## EXTRACTED TEXT:
········

Climate, curriculum and construction mark changes for 2017–2018 school year

The 2017–2018 school year will emphasize “student-centered” instructional strategies, according to superintendent Richard Perry.

Haddonfield Superintendent of Schools Richard Perry is a firm believer that today’s students think differently than the students of 10 or 20 years ago.

“The way [students] learn is different, and I think we have to alter our curriculum to meet those types of strategies and capacities for children, and also at the same time prepare them for what’s being taught at colleges and universities, especially with creative, divergent thinking,” Perry said.

Following a summer of extensive referendum construction making the schools unenterable at times, the doors of all five schools will reopen on Monday, Sept. 11 to begin a school year geared toward “student-centered” instructional strategies, according to Perry.

When students and faculty return, the most visible change will undoubtedly be the physical alterations that took place over the summer, Perry said. This summer, all of the schools had concrete work done on sidewalks and steps, and at Haddonfield Memorial High School, the stadium is receiving a major overhaul that will have teams that usually utilize the field displaced. The football team, for instance, will hold all of its home games at Cherry Hill High School West, Perry said.

Additionally, with construction on the high school’s B Wing continuing into the 2017–2018 school year, HMHS students will not have access to the cafeteria or gymnasium housed in that section of the school, Perry said. The ongoing construction is going to force the high school to get creative about where lunches are served. Utilizing the A wing gym and creating student lounges in sections of the hallways are a couple of the options the school has put forth, Perry said.

········

## DATASET EXCERPT:
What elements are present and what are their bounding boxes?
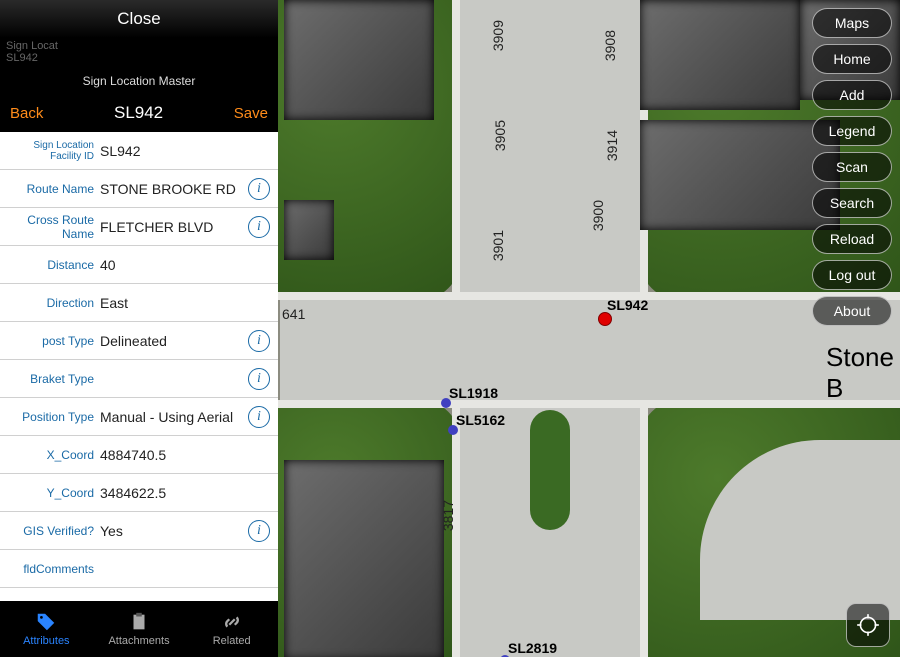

········

## EXERCISE REQUIREMENTS:
(a) Copy the part of the school-year article from "Haddonfield Superintendent of" to "20 years ago.".
(b) Which construction projects does the school-year article report, whether finished over the summer or still underway?

## WORKED SOLUTIONS:
(a)
Haddonfield Superintendent of Schools Richard Perry is a firm believer that today’s students think differently than the students of 10 or 20 years ago.

(b)
- Concrete work on sidewalks and steps at all of the schools
- A major overhaul of the stadium at Haddonfield Memorial High School
- Construction on the high school's B Wing, continuing into the 2017–2018 school year